_DO THIS_
Print out each record below, unaltered and complete, without its images.

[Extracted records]
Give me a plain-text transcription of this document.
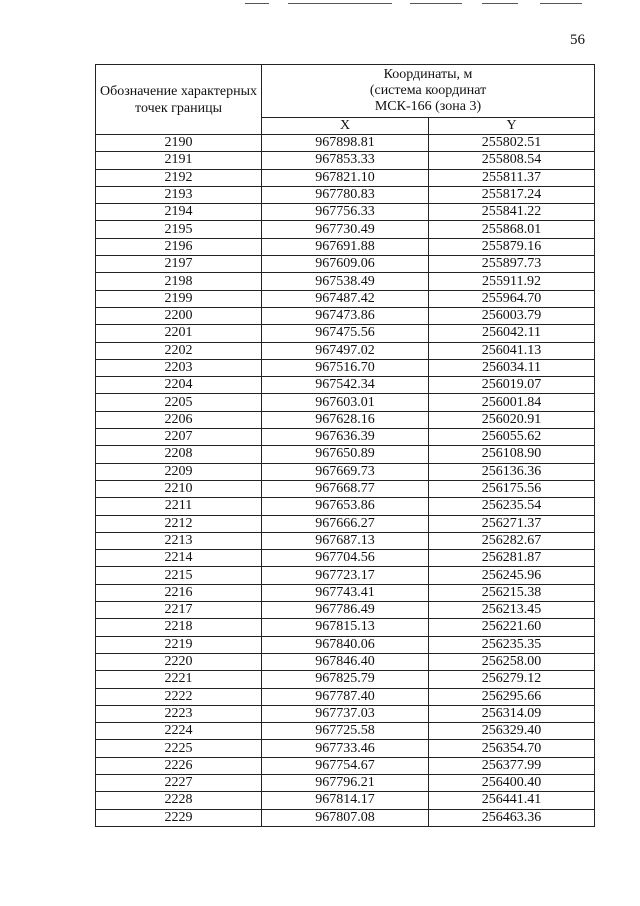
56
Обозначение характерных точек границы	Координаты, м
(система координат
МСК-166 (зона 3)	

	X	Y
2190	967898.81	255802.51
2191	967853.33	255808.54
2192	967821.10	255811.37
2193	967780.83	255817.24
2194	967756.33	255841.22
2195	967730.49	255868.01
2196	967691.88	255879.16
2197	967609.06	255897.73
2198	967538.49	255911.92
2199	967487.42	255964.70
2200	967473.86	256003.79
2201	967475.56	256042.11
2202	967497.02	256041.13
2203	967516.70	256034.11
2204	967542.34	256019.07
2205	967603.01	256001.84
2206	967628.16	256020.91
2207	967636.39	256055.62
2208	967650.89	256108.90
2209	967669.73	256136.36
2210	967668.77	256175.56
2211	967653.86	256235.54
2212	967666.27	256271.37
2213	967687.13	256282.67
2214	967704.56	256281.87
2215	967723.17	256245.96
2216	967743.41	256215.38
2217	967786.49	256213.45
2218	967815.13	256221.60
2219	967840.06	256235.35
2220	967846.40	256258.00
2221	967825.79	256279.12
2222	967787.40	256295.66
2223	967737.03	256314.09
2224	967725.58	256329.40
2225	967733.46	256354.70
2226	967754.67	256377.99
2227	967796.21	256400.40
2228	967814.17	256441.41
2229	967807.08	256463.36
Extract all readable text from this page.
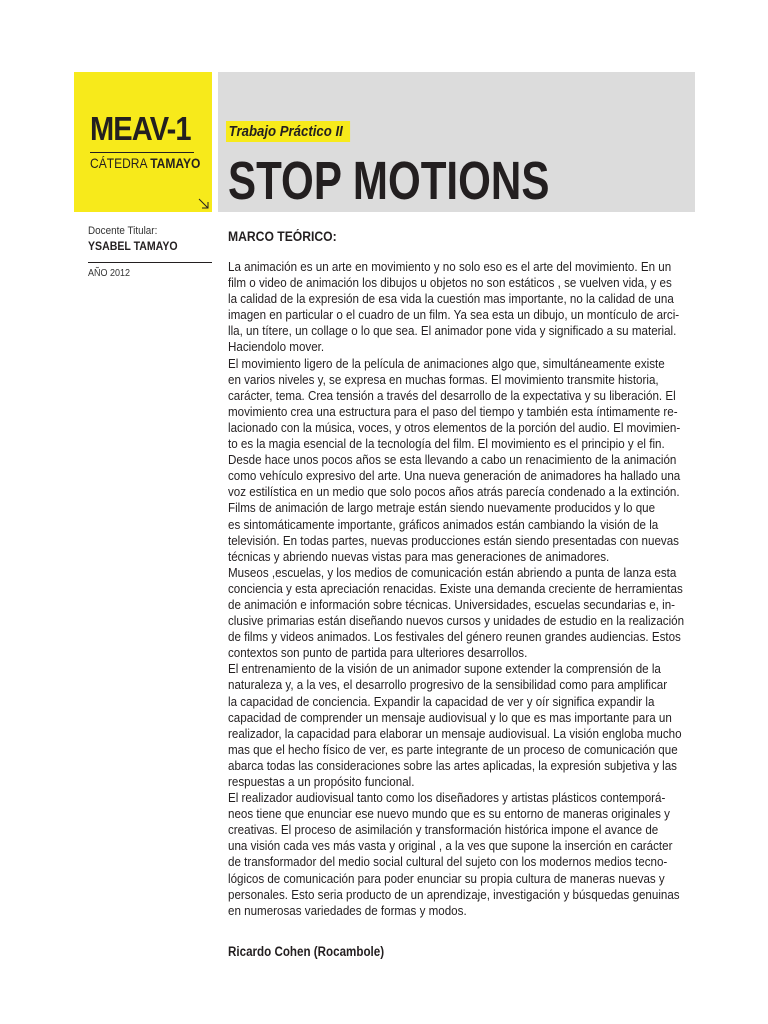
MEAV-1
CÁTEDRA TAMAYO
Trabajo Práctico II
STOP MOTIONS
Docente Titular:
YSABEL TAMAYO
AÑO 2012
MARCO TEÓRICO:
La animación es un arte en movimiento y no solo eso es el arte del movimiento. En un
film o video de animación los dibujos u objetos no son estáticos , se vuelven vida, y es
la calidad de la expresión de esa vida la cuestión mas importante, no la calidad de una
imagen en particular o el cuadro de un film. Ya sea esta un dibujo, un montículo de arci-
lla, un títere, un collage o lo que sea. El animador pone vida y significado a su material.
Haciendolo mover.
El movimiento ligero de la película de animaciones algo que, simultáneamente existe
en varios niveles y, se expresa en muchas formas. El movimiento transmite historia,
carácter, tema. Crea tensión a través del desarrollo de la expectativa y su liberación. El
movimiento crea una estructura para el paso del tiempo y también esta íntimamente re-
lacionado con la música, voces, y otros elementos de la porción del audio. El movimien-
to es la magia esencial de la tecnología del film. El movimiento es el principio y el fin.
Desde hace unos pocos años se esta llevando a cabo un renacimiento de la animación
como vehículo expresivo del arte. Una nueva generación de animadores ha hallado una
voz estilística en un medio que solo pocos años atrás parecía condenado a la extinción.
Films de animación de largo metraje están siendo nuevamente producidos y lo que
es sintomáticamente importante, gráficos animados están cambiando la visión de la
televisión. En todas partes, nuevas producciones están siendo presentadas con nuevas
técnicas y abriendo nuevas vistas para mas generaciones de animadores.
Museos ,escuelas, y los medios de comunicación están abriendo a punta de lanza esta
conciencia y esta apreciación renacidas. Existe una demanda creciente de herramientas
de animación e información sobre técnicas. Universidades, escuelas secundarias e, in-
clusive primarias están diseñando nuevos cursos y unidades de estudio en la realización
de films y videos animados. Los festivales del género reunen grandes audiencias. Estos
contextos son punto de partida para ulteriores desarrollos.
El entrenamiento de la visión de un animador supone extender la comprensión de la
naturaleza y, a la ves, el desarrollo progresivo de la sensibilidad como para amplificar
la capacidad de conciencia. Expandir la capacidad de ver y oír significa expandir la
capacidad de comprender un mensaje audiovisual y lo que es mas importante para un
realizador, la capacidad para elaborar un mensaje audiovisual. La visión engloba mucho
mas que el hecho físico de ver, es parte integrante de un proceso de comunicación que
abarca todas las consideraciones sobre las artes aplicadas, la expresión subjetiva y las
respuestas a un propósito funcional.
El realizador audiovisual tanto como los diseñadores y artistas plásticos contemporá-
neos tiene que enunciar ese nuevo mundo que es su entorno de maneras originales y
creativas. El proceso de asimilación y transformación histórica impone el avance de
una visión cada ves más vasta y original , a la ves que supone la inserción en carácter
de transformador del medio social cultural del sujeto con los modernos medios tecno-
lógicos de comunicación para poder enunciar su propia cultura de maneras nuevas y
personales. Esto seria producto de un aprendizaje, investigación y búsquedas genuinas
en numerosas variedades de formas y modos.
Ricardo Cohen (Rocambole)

_SOLUTION FOR THIS PROBLEM_
Give me a plain-text transcription of this document.
56
Обозначение характерных точек границы	Координаты, м
(система координат
МСК-166 (зона 3)	

	X	Y
2190	967898.81	255802.51
2191	967853.33	255808.54
2192	967821.10	255811.37
2193	967780.83	255817.24
2194	967756.33	255841.22
2195	967730.49	255868.01
2196	967691.88	255879.16
2197	967609.06	255897.73
2198	967538.49	255911.92
2199	967487.42	255964.70
2200	967473.86	256003.79
2201	967475.56	256042.11
2202	967497.02	256041.13
2203	967516.70	256034.11
2204	967542.34	256019.07
2205	967603.01	256001.84
2206	967628.16	256020.91
2207	967636.39	256055.62
2208	967650.89	256108.90
2209	967669.73	256136.36
2210	967668.77	256175.56
2211	967653.86	256235.54
2212	967666.27	256271.37
2213	967687.13	256282.67
2214	967704.56	256281.87
2215	967723.17	256245.96
2216	967743.41	256215.38
2217	967786.49	256213.45
2218	967815.13	256221.60
2219	967840.06	256235.35
2220	967846.40	256258.00
2221	967825.79	256279.12
2222	967787.40	256295.66
2223	967737.03	256314.09
2224	967725.58	256329.40
2225	967733.46	256354.70
2226	967754.67	256377.99
2227	967796.21	256400.40
2228	967814.17	256441.41
2229	967807.08	256463.36
Extract all readable text from this page.
MEAV-1
CÁTEDRA TAMAYO
Trabajo Práctico II
STOP MOTIONS
Docente Titular:
YSABEL TAMAYO
AÑO 2012
MARCO TEÓRICO:
La animación es un arte en movimiento y no solo eso es el arte del movimiento. En un
film o video de animación los dibujos u objetos no son estáticos , se vuelven vida, y es
la calidad de la expresión de esa vida la cuestión mas importante, no la calidad de una
imagen en particular o el cuadro de un film. Ya sea esta un dibujo, un montículo de arci-
lla, un títere, un collage o lo que sea. El animador pone vida y significado a su material.
Haciendolo mover.
El movimiento ligero de la película de animaciones algo que, simultáneamente existe
en varios niveles y, se expresa en muchas formas. El movimiento transmite historia,
carácter, tema. Crea tensión a través del desarrollo de la expectativa y su liberación. El
movimiento crea una estructura para el paso del tiempo y también esta íntimamente re-
lacionado con la música, voces, y otros elementos de la porción del audio. El movimien-
to es la magia esencial de la tecnología del film. El movimiento es el principio y el fin.
Desde hace unos pocos años se esta llevando a cabo un renacimiento de la animación
como vehículo expresivo del arte. Una nueva generación de animadores ha hallado una
voz estilística en un medio que solo pocos años atrás parecía condenado a la extinción.
Films de animación de largo metraje están siendo nuevamente producidos y lo que
es sintomáticamente importante, gráficos animados están cambiando la visión de la
televisión. En todas partes, nuevas producciones están siendo presentadas con nuevas
técnicas y abriendo nuevas vistas para mas generaciones de animadores.
Museos ,escuelas, y los medios de comunicación están abriendo a punta de lanza esta
conciencia y esta apreciación renacidas. Existe una demanda creciente de herramientas
de animación e información sobre técnicas. Universidades, escuelas secundarias e, in-
clusive primarias están diseñando nuevos cursos y unidades de estudio en la realización
de films y videos animados. Los festivales del género reunen grandes audiencias. Estos
contextos son punto de partida para ulteriores desarrollos.
El entrenamiento de la visión de un animador supone extender la comprensión de la
naturaleza y, a la ves, el desarrollo progresivo de la sensibilidad como para amplificar
la capacidad de conciencia. Expandir la capacidad de ver y oír significa expandir la
capacidad de comprender un mensaje audiovisual y lo que es mas importante para un
realizador, la capacidad para elaborar un mensaje audiovisual. La visión engloba mucho
mas que el hecho físico de ver, es parte integrante de un proceso de comunicación que
abarca todas las consideraciones sobre las artes aplicadas, la expresión subjetiva y las
respuestas a un propósito funcional.
El realizador audiovisual tanto como los diseñadores y artistas plásticos contemporá-
neos tiene que enunciar ese nuevo mundo que es su entorno de maneras originales y
creativas. El proceso de asimilación y transformación histórica impone el avance de
una visión cada ves más vasta y original , a la ves que supone la inserción en carácter
de transformador del medio social cultural del sujeto con los modernos medios tecno-
lógicos de comunicación para poder enunciar su propia cultura de maneras nuevas y
personales. Esto seria producto de un aprendizaje, investigación y búsquedas genuinas
en numerosas variedades de formas y modos.
Ricardo Cohen (Rocambole)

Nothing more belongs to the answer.